◆ **CHALLENGE**: Output the lines from the one containing "table-row [341, 473, 876, 549]" through the one containing "paragraph: Al utilizar", inclusive, as a JSON list of strings with one string per line and blank lines omitted.

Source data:

..............................

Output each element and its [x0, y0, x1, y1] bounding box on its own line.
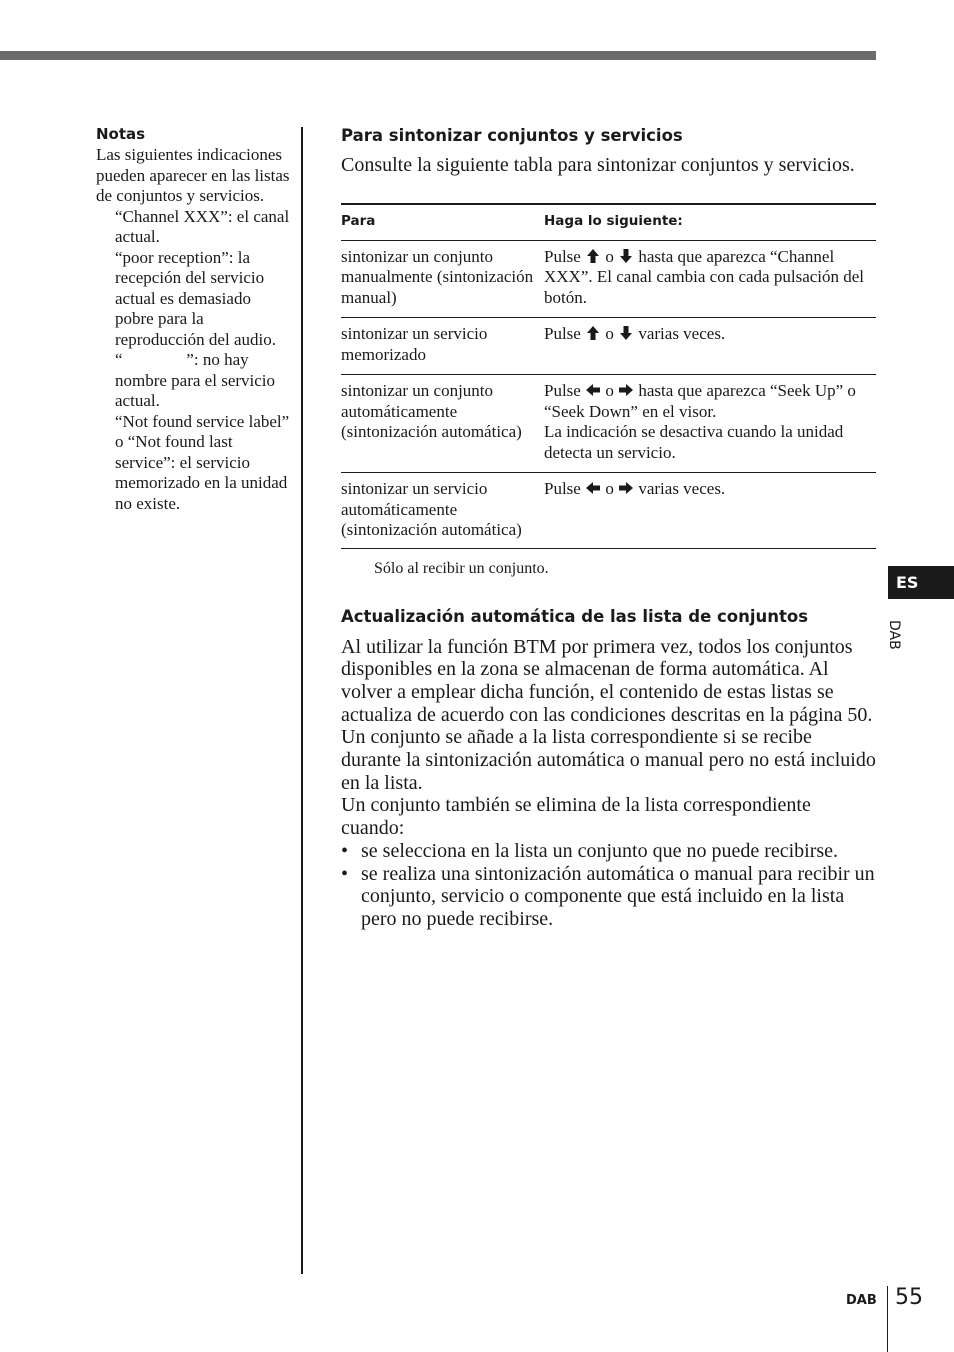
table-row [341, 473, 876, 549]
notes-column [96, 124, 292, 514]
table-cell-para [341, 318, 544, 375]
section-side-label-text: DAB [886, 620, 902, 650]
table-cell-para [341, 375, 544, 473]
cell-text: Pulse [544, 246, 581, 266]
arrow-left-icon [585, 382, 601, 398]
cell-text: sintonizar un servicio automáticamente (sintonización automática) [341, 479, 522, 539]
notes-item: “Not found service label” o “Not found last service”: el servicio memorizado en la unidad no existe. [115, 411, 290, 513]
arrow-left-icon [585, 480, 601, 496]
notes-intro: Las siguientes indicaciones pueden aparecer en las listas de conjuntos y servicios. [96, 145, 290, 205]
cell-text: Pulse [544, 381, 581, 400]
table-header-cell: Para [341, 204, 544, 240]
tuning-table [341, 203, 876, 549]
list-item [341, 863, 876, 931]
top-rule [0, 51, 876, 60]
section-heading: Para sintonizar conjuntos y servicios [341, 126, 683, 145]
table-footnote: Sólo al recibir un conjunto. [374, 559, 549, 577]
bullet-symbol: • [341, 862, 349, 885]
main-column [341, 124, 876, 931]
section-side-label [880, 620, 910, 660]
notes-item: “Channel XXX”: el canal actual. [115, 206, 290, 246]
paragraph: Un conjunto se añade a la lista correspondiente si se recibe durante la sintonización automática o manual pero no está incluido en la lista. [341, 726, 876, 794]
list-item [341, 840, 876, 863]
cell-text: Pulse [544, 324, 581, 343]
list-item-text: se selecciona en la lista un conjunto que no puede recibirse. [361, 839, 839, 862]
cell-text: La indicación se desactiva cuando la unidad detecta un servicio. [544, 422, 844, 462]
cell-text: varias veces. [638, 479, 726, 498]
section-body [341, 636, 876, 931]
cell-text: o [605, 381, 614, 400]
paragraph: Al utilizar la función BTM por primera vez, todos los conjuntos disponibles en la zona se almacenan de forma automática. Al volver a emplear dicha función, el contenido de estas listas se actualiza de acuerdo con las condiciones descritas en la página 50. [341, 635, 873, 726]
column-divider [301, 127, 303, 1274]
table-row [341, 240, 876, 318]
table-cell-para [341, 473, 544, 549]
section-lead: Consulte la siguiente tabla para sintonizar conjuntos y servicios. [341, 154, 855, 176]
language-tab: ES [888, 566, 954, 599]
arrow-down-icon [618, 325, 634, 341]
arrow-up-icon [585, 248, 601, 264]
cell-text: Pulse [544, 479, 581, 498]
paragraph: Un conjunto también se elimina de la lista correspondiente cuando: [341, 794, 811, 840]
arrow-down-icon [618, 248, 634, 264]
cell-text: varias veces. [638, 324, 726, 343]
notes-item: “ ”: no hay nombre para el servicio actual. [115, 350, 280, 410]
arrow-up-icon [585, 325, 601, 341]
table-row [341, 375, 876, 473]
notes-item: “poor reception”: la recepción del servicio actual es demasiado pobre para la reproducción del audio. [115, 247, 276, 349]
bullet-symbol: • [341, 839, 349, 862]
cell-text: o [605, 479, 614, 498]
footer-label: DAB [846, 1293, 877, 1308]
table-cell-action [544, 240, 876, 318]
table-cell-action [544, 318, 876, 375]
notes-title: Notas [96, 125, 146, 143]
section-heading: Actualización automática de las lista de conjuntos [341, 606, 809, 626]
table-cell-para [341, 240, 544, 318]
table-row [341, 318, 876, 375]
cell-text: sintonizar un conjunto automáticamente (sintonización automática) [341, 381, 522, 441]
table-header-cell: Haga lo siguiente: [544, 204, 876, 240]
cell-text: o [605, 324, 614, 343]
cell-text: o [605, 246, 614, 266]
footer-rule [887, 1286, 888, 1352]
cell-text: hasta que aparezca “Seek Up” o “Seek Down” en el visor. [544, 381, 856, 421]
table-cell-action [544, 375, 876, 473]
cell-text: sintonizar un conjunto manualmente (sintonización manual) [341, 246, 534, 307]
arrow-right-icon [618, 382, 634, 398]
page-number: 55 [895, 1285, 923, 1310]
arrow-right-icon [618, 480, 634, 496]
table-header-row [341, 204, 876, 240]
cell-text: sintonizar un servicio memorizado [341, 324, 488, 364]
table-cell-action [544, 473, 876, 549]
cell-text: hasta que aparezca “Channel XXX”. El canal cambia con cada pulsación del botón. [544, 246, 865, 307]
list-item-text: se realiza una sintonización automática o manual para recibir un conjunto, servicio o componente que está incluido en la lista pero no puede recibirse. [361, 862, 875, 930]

..............................

◆ **ANSWER TO THIS PROBLEM**:
[
  "table-row [341, 473, 876, 549]",
  "notes-column [96, 124, 292, 514]",
  "table-cell-para [341, 318, 544, 375]",
  "section-side-label-text: DAB [886, 620, 902, 650]",
  "table-cell-para [341, 375, 544, 473]",
  "cell-text: Pulse [544, 246, 581, 266]",
  "arrow-left-icon [585, 382, 601, 398]",
  "cell-text: sintonizar un servicio automáticamente (sintonización automática) [341, 479, 522, 539]",
  "notes-item: “Not found service label” o “Not found last service”: el servicio memorizado en la unidad no existe. [115, 411, 290, 513]",
  "arrow-left-icon [585, 480, 601, 496]",
  "notes-intro: Las siguientes indicaciones pueden aparecer en las listas de conjuntos y servicios. [96, 145, 290, 205]",
  "cell-text: Pulse [544, 381, 581, 400]",
  "table-header-cell: Para [341, 204, 544, 240]",
  "tuning-table [341, 203, 876, 549]",
  "list-item [341, 863, 876, 931]",
  "top-rule [0, 51, 876, 60]",
  "section-heading: Para sintonizar conjuntos y servicios [341, 126, 683, 145]",
  "table-footnote: Sólo al recibir un conjunto. [374, 559, 549, 577]",
  "bullet-symbol: • [341, 862, 349, 885]",
  "main-column [341, 124, 876, 931]",
  "section-side-label [880, 620, 910, 660]",
  "notes-item: “Channel XXX”: el canal actual. [115, 206, 290, 246]",
  "paragraph: Un conjunto se añade a la lista correspondiente si se recibe durante la sintonización automática o manual pero no está incluido en la lista. [341, 726, 876, 794]",
  "list-item [341, 840, 876, 863]",
  "cell-text: Pulse [544, 324, 581, 343]",
  "list-item-text: se selecciona en la lista un conjunto que no puede recibirse. [361, 839, 839, 862]",
  "cell-text: La indicación se desactiva cuando la unidad detecta un servicio. [544, 422, 844, 462]",
  "cell-text: varias veces. [638, 479, 726, 498]",
  "section-body [341, 636, 876, 931]",
  "cell-text: o [605, 381, 614, 400]",
  "paragraph: Al utilizar la función BTM por primera vez, todos los conjuntos disponibles en la zona se almacenan de forma automática. Al volver a emplear dicha función, el contenido de estas listas se actualiza de acuerdo con las condiciones descritas en la página 50. [341, 635, 873, 726]"
]